When it comes to change and transformation, a strategy often used to support the process is the classroom visit. The question though is whether the greatest benefit of such walkthroughs and observations is the feedback provided to the teacher or what we learn as an observer? This post was prompted by David Hopkins’ #OpenBlog19 series.
Alexis Wiggins, the daughter of the late Grant Wiggins, shared a reflection on her experience of shadowing a 10th and 12th grade students across two days. The focus was not on providing feedback for teachers, as is often the case, but instead on empathising with the learner. Her revelation was that high school students spend a majority of their time sitting passively and listening. In response, Wiggins left with a range of thoughts about what she would change in her own classroom, such as providing time to stretch, offer brief mini-lessons and dig into personal experiences.

## WHAT YOU WILL DO
a: Using the classroom visits post, explain why Alexis Wiggins came away thinking about changes such as giving students time to stretch and offering brief mini-lessons.
b: Reproduce everything in the classroom visits post from "Alexis Wiggins, the" down to "into personal experiences.".
c: In the classroom visits post, which grades were the students Alexis Wiggins shadowed in?
The rows that come next have nothing to do with the classroom visits post.

## RECORD SET
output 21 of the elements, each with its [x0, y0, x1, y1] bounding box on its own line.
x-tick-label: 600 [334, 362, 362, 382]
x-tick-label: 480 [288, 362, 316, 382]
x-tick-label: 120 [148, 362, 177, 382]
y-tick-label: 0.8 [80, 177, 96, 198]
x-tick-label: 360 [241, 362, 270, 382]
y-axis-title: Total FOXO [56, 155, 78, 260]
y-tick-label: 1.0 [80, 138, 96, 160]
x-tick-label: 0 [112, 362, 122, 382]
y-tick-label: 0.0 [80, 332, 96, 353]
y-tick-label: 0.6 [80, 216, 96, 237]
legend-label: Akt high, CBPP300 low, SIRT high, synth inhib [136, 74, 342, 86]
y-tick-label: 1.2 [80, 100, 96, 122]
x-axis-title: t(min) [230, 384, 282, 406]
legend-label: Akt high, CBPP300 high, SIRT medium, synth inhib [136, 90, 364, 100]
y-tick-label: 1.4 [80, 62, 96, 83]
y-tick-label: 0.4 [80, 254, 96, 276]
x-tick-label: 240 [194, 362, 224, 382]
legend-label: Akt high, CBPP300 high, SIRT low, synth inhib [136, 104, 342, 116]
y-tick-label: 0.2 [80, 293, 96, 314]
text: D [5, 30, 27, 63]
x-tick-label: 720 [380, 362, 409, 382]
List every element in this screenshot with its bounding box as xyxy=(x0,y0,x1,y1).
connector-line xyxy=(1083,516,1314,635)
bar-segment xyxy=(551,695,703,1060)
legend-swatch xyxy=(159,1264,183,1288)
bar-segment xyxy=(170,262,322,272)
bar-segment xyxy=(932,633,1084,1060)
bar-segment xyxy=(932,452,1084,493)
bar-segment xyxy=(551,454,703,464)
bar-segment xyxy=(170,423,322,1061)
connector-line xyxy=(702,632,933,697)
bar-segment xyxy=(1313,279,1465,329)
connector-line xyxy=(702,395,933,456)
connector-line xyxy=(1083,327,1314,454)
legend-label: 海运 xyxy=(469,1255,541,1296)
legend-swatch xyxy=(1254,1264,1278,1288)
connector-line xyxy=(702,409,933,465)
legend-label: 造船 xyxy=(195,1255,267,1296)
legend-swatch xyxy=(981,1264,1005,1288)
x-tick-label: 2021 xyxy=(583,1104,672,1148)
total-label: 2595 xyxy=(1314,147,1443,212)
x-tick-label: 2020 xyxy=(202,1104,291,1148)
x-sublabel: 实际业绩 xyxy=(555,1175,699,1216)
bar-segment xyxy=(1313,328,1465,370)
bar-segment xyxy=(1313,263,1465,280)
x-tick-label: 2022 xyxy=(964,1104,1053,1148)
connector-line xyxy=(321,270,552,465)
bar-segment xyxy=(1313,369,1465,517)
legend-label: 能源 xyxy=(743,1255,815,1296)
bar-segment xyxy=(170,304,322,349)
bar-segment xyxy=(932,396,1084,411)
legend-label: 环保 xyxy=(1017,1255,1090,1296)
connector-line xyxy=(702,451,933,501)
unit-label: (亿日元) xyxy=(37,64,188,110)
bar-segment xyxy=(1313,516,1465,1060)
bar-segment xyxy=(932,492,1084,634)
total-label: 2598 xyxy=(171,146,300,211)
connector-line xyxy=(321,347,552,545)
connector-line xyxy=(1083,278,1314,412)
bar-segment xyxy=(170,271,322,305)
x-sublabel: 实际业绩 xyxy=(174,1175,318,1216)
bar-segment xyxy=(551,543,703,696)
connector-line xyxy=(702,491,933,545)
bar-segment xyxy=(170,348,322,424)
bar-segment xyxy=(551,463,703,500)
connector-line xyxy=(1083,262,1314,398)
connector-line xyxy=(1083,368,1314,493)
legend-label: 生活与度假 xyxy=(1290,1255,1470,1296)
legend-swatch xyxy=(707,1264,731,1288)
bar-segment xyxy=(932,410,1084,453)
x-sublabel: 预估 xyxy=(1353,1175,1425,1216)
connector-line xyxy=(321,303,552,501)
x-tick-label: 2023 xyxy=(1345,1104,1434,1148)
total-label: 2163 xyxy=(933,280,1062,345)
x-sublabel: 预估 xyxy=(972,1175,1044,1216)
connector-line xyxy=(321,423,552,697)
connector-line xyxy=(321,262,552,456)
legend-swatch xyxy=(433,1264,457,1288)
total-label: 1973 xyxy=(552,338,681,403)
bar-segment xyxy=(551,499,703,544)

## EXERCISE SOLUTIONS
a: Her shadowing showed her that high school students spend most of their time sitting passively and listening. She drew up those ideas for her own classroom in response to that finding.

b:
Alexis Wiggins, the daughter of the late Grant Wiggins, shared a reflection on her experience of shadowing a 10th and 12th grade students across two days. The focus was not on providing feedback for teachers, as is often the case, but instead on empathising with the learner. Her revelation was that high school students spend a majority of their time sitting passively and listening. In response, Wiggins left with a range of thoughts about what she would change in her own classroom, such as providing time to stretch, offer brief mini-lessons and dig into personal experiences.

c: 10th and 12th grade.